#### [Task to carry out]
Reproduce the listing word for word. Skip any image.

◇ ◇ ◇ ◇ ◇ ◇ ◇

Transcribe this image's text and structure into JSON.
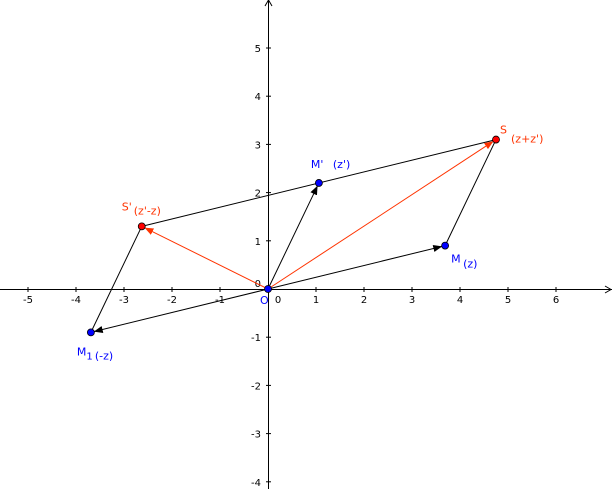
{
  "axes": {
    "x_ticks": [
      -5,
      -4,
      -3,
      -2,
      -1,
      0,
      1,
      2,
      3,
      4,
      5,
      6
    ],
    "y_ticks": [
      -4,
      -3,
      -2,
      -1,
      0,
      1,
      2,
      3,
      4,
      5
    ],
    "xlim": [
      -5.6,
      7.1
    ],
    "ylim": [
      -4.1,
      6.0
    ]
  },
  "colors": {
    "blue_point": "#0000ff",
    "red_point": "#ff0000",
    "red_vector": "#ff3300",
    "black": "#000000",
    "label_red": "#ff3300",
    "label_blue": "#0000ff"
  },
  "points": [
    {
      "id": "O",
      "name": "O",
      "note": "",
      "x": 0,
      "y": 0,
      "color": "blue"
    },
    {
      "id": "M",
      "name": "M",
      "note": "(z)",
      "x": 3.69,
      "y": 0.9,
      "color": "blue"
    },
    {
      "id": "Mp",
      "name": "M'",
      "note": "(z')",
      "x": 1.06,
      "y": 2.2,
      "color": "blue"
    },
    {
      "id": "M1",
      "name": "M",
      "sub": "1",
      "note": "(-z)",
      "x": -3.69,
      "y": -0.9,
      "color": "blue"
    },
    {
      "id": "S",
      "name": "S",
      "note": "(z+z')",
      "x": 4.75,
      "y": 3.1,
      "color": "red"
    },
    {
      "id": "Sp",
      "name": "S'",
      "note": "(z'-z)",
      "x": -2.63,
      "y": 1.3,
      "color": "red"
    }
  ],
  "vectors": [
    {
      "from": "O",
      "to": "M",
      "color": "black"
    },
    {
      "from": "O",
      "to": "Mp",
      "color": "black"
    },
    {
      "from": "O",
      "to": "M1",
      "color": "black"
    },
    {
      "from": "O",
      "to": "S",
      "color": "red"
    },
    {
      "from": "O",
      "to": "Sp",
      "color": "red"
    }
  ],
  "segments": [
    {
      "from": "M",
      "to": "S"
    },
    {
      "from": "Sp",
      "to": "S"
    },
    {
      "from": "Sp",
      "to": "M1"
    }
  ]
}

◇ ◇ ◇ ◇ ◇ ◇ ◇

#### [Task solution]
Transcribe this image's text and structure into JSON.
{
  "axes": {
    "x_ticks": [
      -5,
      -4,
      -3,
      -2,
      -1,
      0,
      1,
      2,
      3,
      4,
      5,
      6
    ],
    "y_ticks": [
      -4,
      -3,
      -2,
      -1,
      0,
      1,
      2,
      3,
      4,
      5
    ],
    "xlim": [
      -5.6,
      7.1
    ],
    "ylim": [
      -4.1,
      6.0
    ]
  },
  "colors": {
    "blue_point": "#0000ff",
    "red_point": "#ff0000",
    "red_vector": "#ff3300",
    "black": "#000000",
    "label_red": "#ff3300",
    "label_blue": "#0000ff"
  },
  "points": [
    {
      "id": "O",
      "name": "O",
      "note": "",
      "x": 0,
      "y": 0,
      "color": "blue"
    },
    {
      "id": "M",
      "name": "M",
      "note": "(z)",
      "x": 3.69,
      "y": 0.9,
      "color": "blue"
    },
    {
      "id": "Mp",
      "name": "M'",
      "note": "(z')",
      "x": 1.06,
      "y": 2.2,
      "color": "blue"
    },
    {
      "id": "M1",
      "name": "M",
      "sub": "1",
      "note": "(-z)",
      "x": -3.69,
      "y": -0.9,
      "color": "blue"
    },
    {
      "id": "S",
      "name": "S",
      "note": "(z+z')",
      "x": 4.75,
      "y": 3.1,
      "color": "red"
    },
    {
      "id": "Sp",
      "name": "S'",
      "note": "(z'-z)",
      "x": -2.63,
      "y": 1.3,
      "color": "red"
    }
  ],
  "vectors": [
    {
      "from": "O",
      "to": "M",
      "color": "black"
    },
    {
      "from": "O",
      "to": "Mp",
      "color": "black"
    },
    {
      "from": "O",
      "to": "M1",
      "color": "black"
    },
    {
      "from": "O",
      "to": "S",
      "color": "red"
    },
    {
      "from": "O",
      "to": "Sp",
      "color": "red"
    }
  ],
  "segments": [
    {
      "from": "M",
      "to": "S"
    },
    {
      "from": "Sp",
      "to": "S"
    },
    {
      "from": "Sp",
      "to": "M1"
    }
  ]
}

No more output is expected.